== WHAT YOU WILL DO ==
A) In the forum thread on parallel search speedup, why does the writer call Crafty's x32 effective speedup on a 64-core box very high? Answer in one to three sentences.
B) Reproduce the part of the forum thread on parallel search speedup from "I may open a" to "Komodo 16 threads.".
___ PROVIDED PASSAGE
So, you say that formula doesn't apply anywhere near 16 or 32 threads. Couldn't you just remember 3 numbers for doublings? "Approximation" a la Hyatt.bob wrote:
Where do "I claim 1.9x speedup from 16 cores to 32 cores?" Never have, never will. Unless you talk about my simple approximation, which has NEVER been a claim of anything, just a simple estimate. You misuse the word "claim" badly here. I claim that is just a rough estimate. and I've made the claim much weaker for 16-32 and beyond as well.
Now guy, you said that you got x32 effective speedup (time to strength) on 64 core Itanium box. Then smirked when I said it IS very high effective speed-up, with you citing some papers from 80es for DTS on completely different architecture. You know what x32 _effective_speed_up means in terms of _average_ effective speed-up for doubling time to 64 threads?
1.78, per each doubling, 6 doublings.
That is VERY HIGH effective speed-up for 6 doublings. Either hardware is very different or Crafty is exceptionally, almost linearly scaling engine. What V. Rajlich reported years ago for effective speed-up of Rybka was a series of doublings to 16 cores looking like that:
1.8*1.7*1.6*1.5
The total is 7.3, already below half of 16 cores used. That's why I consider x32 for Crafty on 64 core box very high.
Would you stand for a bet:
If Andreas bothers to run 32 cores test on his Dual Opteron, I claim Komodo will gain 1.34 effective speed-up, or 38 Elo points, with log model, your claim is that it will gain 1.78 in effective speed-up from 16 to 32 threads (from your Itanium 64 core tests with claimed x32 effective speed-up), or 75 Elo points on that hardware at Andreas' 60''+0.05'' time control. Whoever is closer in numbers wins the bet, whoever loses has to post here "I AM AN IDIOT".
I may open a plea thread to ask Andreas to perform such a test, either Komodo 32 threads against Komodo 1 thread, or even better, Komodo 32 threads against Komodo 16 threads.
Agreed on such a bet?
______
___ DATASET RECORDS
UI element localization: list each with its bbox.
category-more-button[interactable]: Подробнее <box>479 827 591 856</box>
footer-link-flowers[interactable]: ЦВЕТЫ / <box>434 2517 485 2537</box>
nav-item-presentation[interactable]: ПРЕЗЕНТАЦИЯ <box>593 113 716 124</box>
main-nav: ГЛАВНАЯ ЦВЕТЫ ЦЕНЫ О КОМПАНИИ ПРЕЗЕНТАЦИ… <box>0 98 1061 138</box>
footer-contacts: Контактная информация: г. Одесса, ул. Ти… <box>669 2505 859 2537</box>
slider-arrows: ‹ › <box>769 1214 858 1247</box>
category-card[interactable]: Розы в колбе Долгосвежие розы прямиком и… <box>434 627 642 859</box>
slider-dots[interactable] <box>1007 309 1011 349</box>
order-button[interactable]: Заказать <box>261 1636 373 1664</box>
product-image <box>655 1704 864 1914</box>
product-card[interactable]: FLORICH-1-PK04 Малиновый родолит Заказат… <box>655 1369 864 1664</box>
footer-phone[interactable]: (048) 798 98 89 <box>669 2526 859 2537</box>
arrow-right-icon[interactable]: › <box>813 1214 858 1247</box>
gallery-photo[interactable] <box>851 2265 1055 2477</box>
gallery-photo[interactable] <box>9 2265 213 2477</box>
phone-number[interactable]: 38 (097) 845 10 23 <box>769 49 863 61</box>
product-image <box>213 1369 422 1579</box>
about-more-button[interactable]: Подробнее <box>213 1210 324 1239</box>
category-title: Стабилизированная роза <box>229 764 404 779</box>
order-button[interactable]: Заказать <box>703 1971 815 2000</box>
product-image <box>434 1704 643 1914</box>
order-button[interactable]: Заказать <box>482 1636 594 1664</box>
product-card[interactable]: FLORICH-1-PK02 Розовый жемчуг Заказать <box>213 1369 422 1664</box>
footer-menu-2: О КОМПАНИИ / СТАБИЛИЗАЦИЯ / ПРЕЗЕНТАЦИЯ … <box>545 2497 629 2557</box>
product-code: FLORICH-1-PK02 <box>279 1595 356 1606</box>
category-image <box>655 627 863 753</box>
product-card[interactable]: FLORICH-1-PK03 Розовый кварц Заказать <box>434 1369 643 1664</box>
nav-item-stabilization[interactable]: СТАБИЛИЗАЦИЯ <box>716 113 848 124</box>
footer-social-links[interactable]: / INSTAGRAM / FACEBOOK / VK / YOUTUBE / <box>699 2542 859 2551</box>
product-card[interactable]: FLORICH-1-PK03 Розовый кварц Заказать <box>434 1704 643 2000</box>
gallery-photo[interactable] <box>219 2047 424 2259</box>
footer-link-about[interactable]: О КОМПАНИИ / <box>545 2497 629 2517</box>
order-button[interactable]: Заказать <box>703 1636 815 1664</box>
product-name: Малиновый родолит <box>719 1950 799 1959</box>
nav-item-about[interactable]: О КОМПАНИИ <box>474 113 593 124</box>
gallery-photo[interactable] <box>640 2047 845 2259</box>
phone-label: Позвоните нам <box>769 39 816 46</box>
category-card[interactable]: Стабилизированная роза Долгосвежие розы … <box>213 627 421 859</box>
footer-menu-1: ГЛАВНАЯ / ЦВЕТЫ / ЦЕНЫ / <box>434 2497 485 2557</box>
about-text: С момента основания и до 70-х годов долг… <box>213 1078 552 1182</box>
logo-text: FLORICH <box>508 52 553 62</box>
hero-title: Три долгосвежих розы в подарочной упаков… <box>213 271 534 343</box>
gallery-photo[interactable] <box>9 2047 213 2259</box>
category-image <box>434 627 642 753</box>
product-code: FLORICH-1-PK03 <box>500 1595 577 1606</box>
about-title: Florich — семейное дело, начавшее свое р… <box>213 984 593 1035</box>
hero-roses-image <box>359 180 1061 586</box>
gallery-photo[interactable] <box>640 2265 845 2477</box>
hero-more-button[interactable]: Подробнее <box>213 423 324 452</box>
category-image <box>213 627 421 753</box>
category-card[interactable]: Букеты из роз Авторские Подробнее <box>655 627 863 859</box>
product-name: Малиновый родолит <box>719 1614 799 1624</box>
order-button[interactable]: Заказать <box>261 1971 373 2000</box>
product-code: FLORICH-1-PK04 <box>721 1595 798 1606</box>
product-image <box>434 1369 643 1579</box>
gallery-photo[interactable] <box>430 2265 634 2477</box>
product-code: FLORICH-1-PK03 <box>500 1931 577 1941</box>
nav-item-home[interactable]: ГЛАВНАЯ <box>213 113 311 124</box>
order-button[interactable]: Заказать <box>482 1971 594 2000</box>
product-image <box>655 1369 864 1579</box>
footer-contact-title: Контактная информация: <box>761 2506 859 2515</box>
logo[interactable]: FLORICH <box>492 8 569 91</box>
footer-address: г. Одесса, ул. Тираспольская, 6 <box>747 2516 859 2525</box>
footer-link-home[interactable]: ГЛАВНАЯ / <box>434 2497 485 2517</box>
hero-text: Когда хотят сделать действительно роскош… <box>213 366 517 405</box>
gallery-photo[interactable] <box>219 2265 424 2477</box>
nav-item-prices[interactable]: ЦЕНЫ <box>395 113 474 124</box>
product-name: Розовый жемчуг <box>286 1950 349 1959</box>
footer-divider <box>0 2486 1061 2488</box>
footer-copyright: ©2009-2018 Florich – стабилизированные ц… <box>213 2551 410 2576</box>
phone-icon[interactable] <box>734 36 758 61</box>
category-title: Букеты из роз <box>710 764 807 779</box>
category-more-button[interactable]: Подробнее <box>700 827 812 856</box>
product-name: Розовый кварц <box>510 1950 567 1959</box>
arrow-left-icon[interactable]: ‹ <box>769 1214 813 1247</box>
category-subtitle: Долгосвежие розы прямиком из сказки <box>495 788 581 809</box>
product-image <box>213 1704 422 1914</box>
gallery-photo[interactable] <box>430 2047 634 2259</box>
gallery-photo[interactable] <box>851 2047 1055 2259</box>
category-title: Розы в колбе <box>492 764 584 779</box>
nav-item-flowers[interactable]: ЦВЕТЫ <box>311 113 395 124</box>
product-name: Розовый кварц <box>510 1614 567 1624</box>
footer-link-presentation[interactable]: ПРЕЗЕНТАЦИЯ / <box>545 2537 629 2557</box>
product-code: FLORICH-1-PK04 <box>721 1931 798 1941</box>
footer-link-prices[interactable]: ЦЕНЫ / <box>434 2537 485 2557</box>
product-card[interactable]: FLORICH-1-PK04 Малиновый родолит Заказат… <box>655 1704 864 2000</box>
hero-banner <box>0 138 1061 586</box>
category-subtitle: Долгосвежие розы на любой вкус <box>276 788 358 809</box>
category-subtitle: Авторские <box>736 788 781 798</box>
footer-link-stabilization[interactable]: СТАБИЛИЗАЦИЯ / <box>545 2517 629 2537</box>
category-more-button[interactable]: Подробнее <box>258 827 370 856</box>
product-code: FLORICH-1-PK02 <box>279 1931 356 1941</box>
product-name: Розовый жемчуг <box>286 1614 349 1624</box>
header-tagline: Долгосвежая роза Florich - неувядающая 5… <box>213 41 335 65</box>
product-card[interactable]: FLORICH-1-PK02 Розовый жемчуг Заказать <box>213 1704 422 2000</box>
______
== ANSWERS TO THE EXERCISE ==
A) An x32 effective speedup over 64 threads works out to about 1.78 per doubling across six doublings, which the writer calls very high. For comparison, Rybka's reported doublings up to 16 cores (1.8, 1.7, 1.6, 1.5) give a total of only 7.3, already below half of the 16 cores used.

B)
I may open a plea thread to ask Andreas to perform such a test, either Komodo 32 threads against Komodo 1 thread, or even better, Komodo 32 threads against Komodo 16 threads.